Interfacial Effects on Underwater Suction-Based Adhesion: Role of Surface Roughness

Octopuses, squids, and cuttlefish use suction to attach to underwater surfaces, capture prey, and maneuver in dynamic environments. Their remarkable and versatile suction capabilities have inspired biomimetic applications in wet biomedical patches, tissue engineering, and underwater soft robotics. However, the physical parameters governing suction adhesion, particularly the forces contributing to adhesion stability and failure mechanisms, remain debated. For instance, the role of van der Waals forces is widely contested. Here, we employ a simple experimental setup with a suction cup on a rough, soft substrate, revealing an instability transition in adhesion, with a shift from slow to rapid detachment on rough surfaces. Using confocal microscopy imaging and temporal mean square displacement (tMSD) analysis, we uncover the underlying mechanism of this transition, linking it to the percolation of interfacial fluid flow. Confocal imaging reveals water entrapment between the suction cup lip and the rough substrate, highlighting regions of direct solid-solid contact. Through tMSD analysis of the particle trajectories between two water entrapment regions, we identify a local transition from diffusive to super-diffusive behavior of the fluid flow, indicating a sudden detachment at the solid-solid contact regions. Our findings suggest that van der Waals forces significantly contribute to underwater suction adhesion, particularly on hydrophobic surfaces, enhancing adhesion longevity. To support our conclusion, we show that adhesion time is extended on substrates with higher root mean square roughness amplitude (h_rms) and higher peak material volume (Vmp) compared to those with lower h_rms and Vmp.

☆ ☆ ☆ ☆

## [What this exercise asks]
A) In the abstract on suction adhesion, what imaging method shows water trapped between the suction cup lip and the rough substrate?
B) List the biomimetic applications that the abstract on suction adhesion says have been inspired by the suction of octopuses, squids, and cuttlefish.
C) According to the abstract on suction adhesion, what evidence supports the conclusion that van der Waals forces contribute significantly to underwater suction adhesion?

Page segmentation data
☆ ☆ ☆ ☆

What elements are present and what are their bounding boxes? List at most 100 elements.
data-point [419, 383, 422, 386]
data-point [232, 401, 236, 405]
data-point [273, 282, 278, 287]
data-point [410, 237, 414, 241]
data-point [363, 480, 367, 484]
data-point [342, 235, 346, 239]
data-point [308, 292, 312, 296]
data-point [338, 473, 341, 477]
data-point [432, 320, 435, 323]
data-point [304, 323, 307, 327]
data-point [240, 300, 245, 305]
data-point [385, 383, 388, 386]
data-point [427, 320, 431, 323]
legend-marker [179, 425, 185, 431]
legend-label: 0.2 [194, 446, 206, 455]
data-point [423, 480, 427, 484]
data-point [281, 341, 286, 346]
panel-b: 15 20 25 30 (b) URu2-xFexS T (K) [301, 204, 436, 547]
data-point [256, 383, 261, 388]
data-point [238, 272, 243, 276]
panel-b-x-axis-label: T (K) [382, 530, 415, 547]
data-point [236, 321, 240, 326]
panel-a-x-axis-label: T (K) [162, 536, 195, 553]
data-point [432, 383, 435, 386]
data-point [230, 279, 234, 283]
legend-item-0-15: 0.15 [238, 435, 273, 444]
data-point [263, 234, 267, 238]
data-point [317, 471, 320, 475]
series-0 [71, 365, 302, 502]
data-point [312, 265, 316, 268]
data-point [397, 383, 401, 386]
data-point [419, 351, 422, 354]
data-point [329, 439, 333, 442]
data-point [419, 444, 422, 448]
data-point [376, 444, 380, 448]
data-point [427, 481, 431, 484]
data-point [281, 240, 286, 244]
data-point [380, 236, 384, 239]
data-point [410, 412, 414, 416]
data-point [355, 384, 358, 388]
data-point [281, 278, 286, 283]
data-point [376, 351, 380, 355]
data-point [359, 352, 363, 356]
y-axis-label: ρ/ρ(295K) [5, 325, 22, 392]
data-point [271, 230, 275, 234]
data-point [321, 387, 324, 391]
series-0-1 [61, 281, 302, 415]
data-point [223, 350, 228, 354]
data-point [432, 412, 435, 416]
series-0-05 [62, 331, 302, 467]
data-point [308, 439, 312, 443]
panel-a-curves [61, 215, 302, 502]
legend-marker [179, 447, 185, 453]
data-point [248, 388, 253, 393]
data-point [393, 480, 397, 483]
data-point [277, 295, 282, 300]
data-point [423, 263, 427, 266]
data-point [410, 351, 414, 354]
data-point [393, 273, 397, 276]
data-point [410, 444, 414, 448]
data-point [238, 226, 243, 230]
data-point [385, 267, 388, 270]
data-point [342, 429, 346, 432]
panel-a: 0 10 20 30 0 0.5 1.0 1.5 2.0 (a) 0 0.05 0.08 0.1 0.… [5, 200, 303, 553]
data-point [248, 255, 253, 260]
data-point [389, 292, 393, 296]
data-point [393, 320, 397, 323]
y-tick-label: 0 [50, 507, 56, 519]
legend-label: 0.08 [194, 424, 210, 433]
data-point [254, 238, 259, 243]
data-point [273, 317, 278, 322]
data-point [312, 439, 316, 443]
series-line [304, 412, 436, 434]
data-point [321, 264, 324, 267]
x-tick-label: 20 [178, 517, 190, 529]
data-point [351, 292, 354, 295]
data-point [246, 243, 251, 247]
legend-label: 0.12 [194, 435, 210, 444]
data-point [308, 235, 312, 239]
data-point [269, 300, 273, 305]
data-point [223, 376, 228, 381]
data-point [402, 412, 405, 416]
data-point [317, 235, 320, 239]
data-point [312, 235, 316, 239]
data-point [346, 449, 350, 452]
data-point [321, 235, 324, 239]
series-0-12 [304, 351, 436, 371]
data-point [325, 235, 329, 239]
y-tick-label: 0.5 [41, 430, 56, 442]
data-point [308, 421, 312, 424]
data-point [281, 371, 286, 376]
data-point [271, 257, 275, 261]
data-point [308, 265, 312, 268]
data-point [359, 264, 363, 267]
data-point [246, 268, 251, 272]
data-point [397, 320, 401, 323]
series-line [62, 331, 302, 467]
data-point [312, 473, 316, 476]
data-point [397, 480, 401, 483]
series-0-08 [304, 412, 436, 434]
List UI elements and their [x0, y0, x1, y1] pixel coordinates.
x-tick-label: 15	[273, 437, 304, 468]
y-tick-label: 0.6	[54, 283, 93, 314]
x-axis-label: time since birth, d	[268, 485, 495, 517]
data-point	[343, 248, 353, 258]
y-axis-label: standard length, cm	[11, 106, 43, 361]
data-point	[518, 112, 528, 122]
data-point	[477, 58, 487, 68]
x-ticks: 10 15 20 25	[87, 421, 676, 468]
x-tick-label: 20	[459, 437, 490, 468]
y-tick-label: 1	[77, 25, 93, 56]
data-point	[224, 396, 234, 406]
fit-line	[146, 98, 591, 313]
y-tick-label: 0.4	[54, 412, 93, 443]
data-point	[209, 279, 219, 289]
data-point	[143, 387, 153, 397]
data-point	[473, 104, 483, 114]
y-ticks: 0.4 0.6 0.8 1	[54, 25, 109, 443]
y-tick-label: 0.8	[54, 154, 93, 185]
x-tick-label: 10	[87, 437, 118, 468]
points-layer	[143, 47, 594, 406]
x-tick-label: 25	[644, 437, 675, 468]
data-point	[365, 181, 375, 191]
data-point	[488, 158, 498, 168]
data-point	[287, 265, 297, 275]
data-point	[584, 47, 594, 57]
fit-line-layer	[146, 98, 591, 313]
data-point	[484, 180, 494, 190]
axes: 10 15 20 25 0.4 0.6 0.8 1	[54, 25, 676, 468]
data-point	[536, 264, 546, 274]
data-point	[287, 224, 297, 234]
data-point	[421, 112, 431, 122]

☆ ☆ ☆ ☆

## [Results]
A) Confocal microscopy imaging.

B) Wet biomedical patches, tissue engineering, and underwater soft robotics.

C) The authors show that adhesion time is longer on substrates with higher root mean square roughness amplitude (h_rms) and higher peak material volume (Vmp) than on substrates with lower values of both.